start The input

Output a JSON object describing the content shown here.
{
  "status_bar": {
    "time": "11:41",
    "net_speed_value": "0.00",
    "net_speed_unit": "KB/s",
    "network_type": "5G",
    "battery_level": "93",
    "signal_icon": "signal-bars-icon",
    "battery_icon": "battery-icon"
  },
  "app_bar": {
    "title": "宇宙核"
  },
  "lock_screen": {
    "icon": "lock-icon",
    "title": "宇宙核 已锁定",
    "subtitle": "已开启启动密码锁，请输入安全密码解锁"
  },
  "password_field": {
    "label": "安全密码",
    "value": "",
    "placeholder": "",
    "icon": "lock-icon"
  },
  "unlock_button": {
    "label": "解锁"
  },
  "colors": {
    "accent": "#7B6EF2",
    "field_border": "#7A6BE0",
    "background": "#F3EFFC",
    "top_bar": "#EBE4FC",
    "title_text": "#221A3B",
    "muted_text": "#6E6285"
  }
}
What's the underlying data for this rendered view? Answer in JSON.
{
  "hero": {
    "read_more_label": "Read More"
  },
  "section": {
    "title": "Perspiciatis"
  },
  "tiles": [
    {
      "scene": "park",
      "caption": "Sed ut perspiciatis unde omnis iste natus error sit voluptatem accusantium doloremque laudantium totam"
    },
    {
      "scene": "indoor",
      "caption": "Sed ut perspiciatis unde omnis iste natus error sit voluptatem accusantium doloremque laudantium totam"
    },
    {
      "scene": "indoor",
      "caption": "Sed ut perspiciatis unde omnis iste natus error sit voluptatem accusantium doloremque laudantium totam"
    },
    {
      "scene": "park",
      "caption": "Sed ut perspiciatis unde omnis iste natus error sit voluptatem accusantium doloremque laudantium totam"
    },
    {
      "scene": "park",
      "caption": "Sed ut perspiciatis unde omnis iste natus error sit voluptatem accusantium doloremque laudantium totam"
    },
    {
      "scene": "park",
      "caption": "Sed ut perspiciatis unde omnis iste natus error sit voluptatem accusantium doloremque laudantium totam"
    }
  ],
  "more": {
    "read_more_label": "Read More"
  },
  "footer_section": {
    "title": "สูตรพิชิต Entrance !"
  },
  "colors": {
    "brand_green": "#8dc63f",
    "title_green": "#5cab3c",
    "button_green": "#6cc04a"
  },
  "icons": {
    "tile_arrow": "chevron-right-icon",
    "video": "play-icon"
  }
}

end The input

What to work on: The records above should be restated word for word, please.

Problem solution:
Output a JSON object describing the content shown here.
{
  "status_bar": {
    "time": "11:41",
    "net_speed_value": "0.00",
    "net_speed_unit": "KB/s",
    "network_type": "5G",
    "battery_level": "93",
    "signal_icon": "signal-bars-icon",
    "battery_icon": "battery-icon"
  },
  "app_bar": {
    "title": "宇宙核"
  },
  "lock_screen": {
    "icon": "lock-icon",
    "title": "宇宙核 已锁定",
    "subtitle": "已开启启动密码锁，请输入安全密码解锁"
  },
  "password_field": {
    "label": "安全密码",
    "value": "",
    "placeholder": "",
    "icon": "lock-icon"
  },
  "unlock_button": {
    "label": "解锁"
  },
  "colors": {
    "accent": "#7B6EF2",
    "field_border": "#7A6BE0",
    "background": "#F3EFFC",
    "top_bar": "#EBE4FC",
    "title_text": "#221A3B",
    "muted_text": "#6E6285"
  }
}
What's the underlying data for this rendered view? Answer in JSON.
{
  "hero": {
    "read_more_label": "Read More"
  },
  "section": {
    "title": "Perspiciatis"
  },
  "tiles": [
    {
      "scene": "park",
      "caption": "Sed ut perspiciatis unde omnis iste natus error sit voluptatem accusantium doloremque laudantium totam"
    },
    {
      "scene": "indoor",
      "caption": "Sed ut perspiciatis unde omnis iste natus error sit voluptatem accusantium doloremque laudantium totam"
    },
    {
      "scene": "indoor",
      "caption": "Sed ut perspiciatis unde omnis iste natus error sit voluptatem accusantium doloremque laudantium totam"
    },
    {
      "scene": "park",
      "caption": "Sed ut perspiciatis unde omnis iste natus error sit voluptatem accusantium doloremque laudantium totam"
    },
    {
      "scene": "park",
      "caption": "Sed ut perspiciatis unde omnis iste natus error sit voluptatem accusantium doloremque laudantium totam"
    },
    {
      "scene": "park",
      "caption": "Sed ut perspiciatis unde omnis iste natus error sit voluptatem accusantium doloremque laudantium totam"
    }
  ],
  "more": {
    "read_more_label": "Read More"
  },
  "footer_section": {
    "title": "สูตรพิชิต Entrance !"
  },
  "colors": {
    "brand_green": "#8dc63f",
    "title_green": "#5cab3c",
    "button_green": "#6cc04a"
  },
  "icons": {
    "tile_arrow": "chevron-right-icon",
    "video": "play-icon"
  }
}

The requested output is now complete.